(Records contained in a dataset)
_ _ _ _ _

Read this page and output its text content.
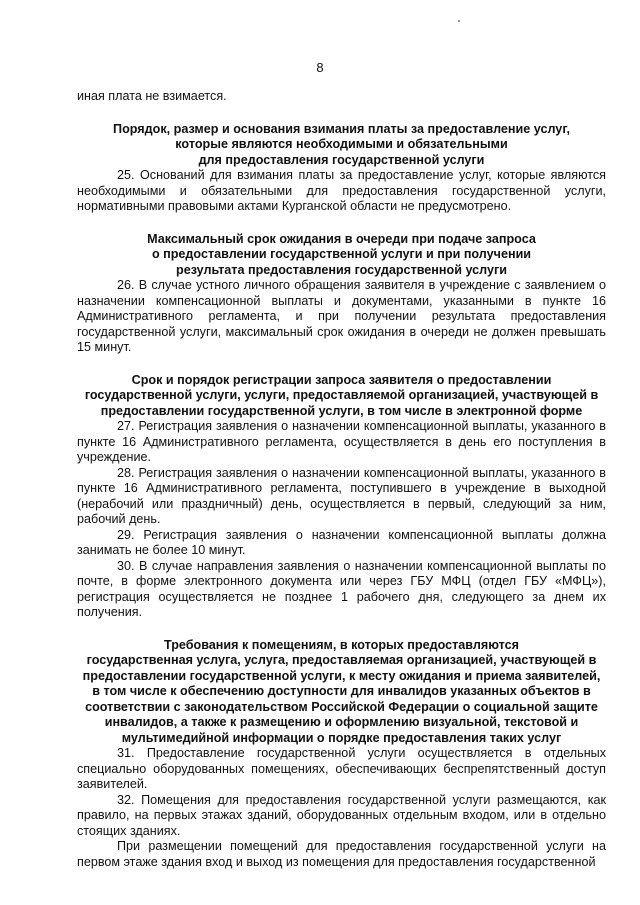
8

иная плата не взимается.

Порядок, размер и основания взимания платы за предоставление услуг,
которые являются необходимыми и обязательными
для предоставления государственной услуги

25. Оснований для взимания платы за предоставление услуг, которые являются необходимыми и обязательными для предоставления государственной услуги, нормативными правовыми актами Курганской области не предусмотрено.

Максимальный срок ожидания в очереди при подаче запроса
о предоставлении государственной услуги и при получении
результата предоставления государственной услуги

26. В случае устного личного обращения заявителя в учреждение с заявлением о назначении компенсационной выплаты и документами, указанными в пункте 16 Административного регламента, и при получении результата предоставления государственной услуги, максимальный срок ожидания в очереди не должен превышать 15 минут.

Срок и порядок регистрации запроса заявителя о предоставлении
государственной услуги, услуги, предоставляемой организацией, участвующей в
предоставлении государственной услуги, в том числе в электронной форме

27. Регистрация заявления о назначении компенсационной выплаты, указанного в пункте 16 Административного регламента, осуществляется в день его поступления в учреждение.

28. Регистрация заявления о назначении компенсационной выплаты, указанного в пункте 16 Административного регламента, поступившего в учреждение в выходной (нерабочий или праздничный) день, осуществляется в первый, следующий за ним, рабочий день.

29. Регистрация заявления о назначении компенсационной выплаты должна занимать не более 10 минут.

30. В случае направления заявления о назначении компенсационной выплаты по почте, в форме электронного документа или через ГБУ МФЦ (отдел ГБУ «МФЦ»), регистрация осуществляется не позднее 1 рабочего дня, следующего за днем их получения.

Требования к помещениям, в которых предоставляются
государственная услуга, услуга, предоставляемая организацией, участвующей в
предоставлении государственной услуги, к месту ожидания и приема заявителей,
в том числе к обеспечению доступности для инвалидов указанных объектов в
соответствии с законодательством Российской Федерации о социальной защите
инвалидов, а также к размещению и оформлению визуальной, текстовой и
мультимедийной информации о порядке предоставления таких услуг

31. Предоставление государственной услуги осуществляется в отдельных специально оборудованных помещениях, обеспечивающих беспрепятственный доступ заявителей.

32. Помещения для предоставления государственной услуги размещаются, как правило, на первых этажах зданий, оборудованных отдельным входом, или в отдельно стоящих зданиях.

При размещении помещений для предоставления государственной услуги на первом этаже здания вход и выход из помещения для предоставления государственной
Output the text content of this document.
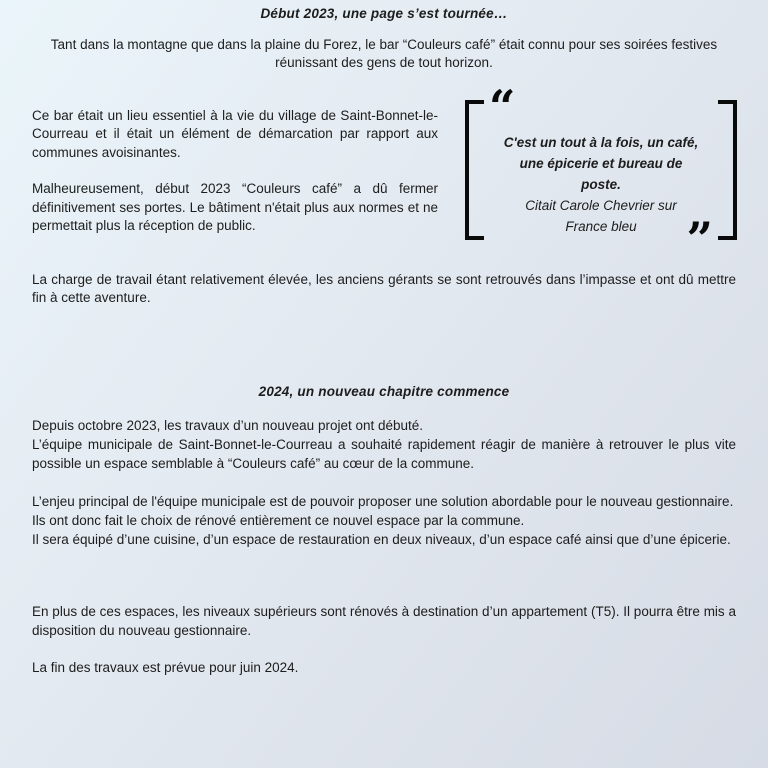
Début 2023, une page s’est tournée…

Tant dans la montagne que dans la plaine du Forez, le bar “Couleurs café” était connu pour ses soirées festives réunissant des gens de tout horizon.

Ce bar était un lieu essentiel à la vie du village de Saint-Bonnet-le-Courreau et il était un élément de démarcation par rapport aux communes avoisinantes.

Malheureusement, début 2023 “Couleurs café” a dû fermer définitivement ses portes. Le bâtiment n'était plus aux normes et ne permettait plus la réception de public.

“
C'est un tout à la fois, un café,
une épicerie et bureau de
poste.
Citait Carole Chevrier sur
France bleu	”

La charge de travail étant relativement élevée, les anciens gérants se sont retrouvés dans l’impasse et ont dû mettre fin à cette aventure.

2024, un nouveau chapitre commence

Depuis octobre 2023, les travaux d’un nouveau projet ont débuté.

L’équipe municipale de Saint-Bonnet-le-Courreau a souhaité rapidement réagir de manière à retrouver le plus vite possible un espace semblable à “Couleurs café” au cœur de la commune.

L’enjeu principal de l'équipe municipale est de pouvoir proposer une solution abordable pour le nouveau gestionnaire.

Ils ont donc fait le choix de rénové entièrement ce nouvel espace par la commune.

Il sera équipé d’une cuisine, d’un espace de restauration en deux niveaux, d’un espace café ainsi que d’une épicerie.

En plus de ces espaces, les niveaux supérieurs sont rénovés à destination d’un appartement (T5). Il pourra être mis a disposition du nouveau gestionnaire.

La fin des travaux est prévue pour juin 2024.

_ _ _ _ _

» DIRECTION
Search the data for "осуществляется" and list every line in which it occurs.

» RESPONSE
27. Регистрация заявления о назначении компенсационной выплаты, указанного в пункте 16 Административного регламента, осуществляется в день его поступления в учреждение.
28. Регистрация заявления о назначении компенсационной выплаты, указанного в пункте 16 Административного регламента, поступившего в учреждение в выходной (нерабочий или праздничный) день, осуществляется в первый, следующий за ним, рабочий день.
30. В случае направления заявления о назначении компенсационной выплаты по почте, в форме электронного документа или через ГБУ МФЦ (отдел ГБУ «МФЦ»), регистрация осуществляется не позднее 1 рабочего дня, следующего за днем их получения.
31. Предоставление государственной услуги осуществляется в отдельных специально оборудованных помещениях, обеспечивающих беспрепятственный доступ заявителей.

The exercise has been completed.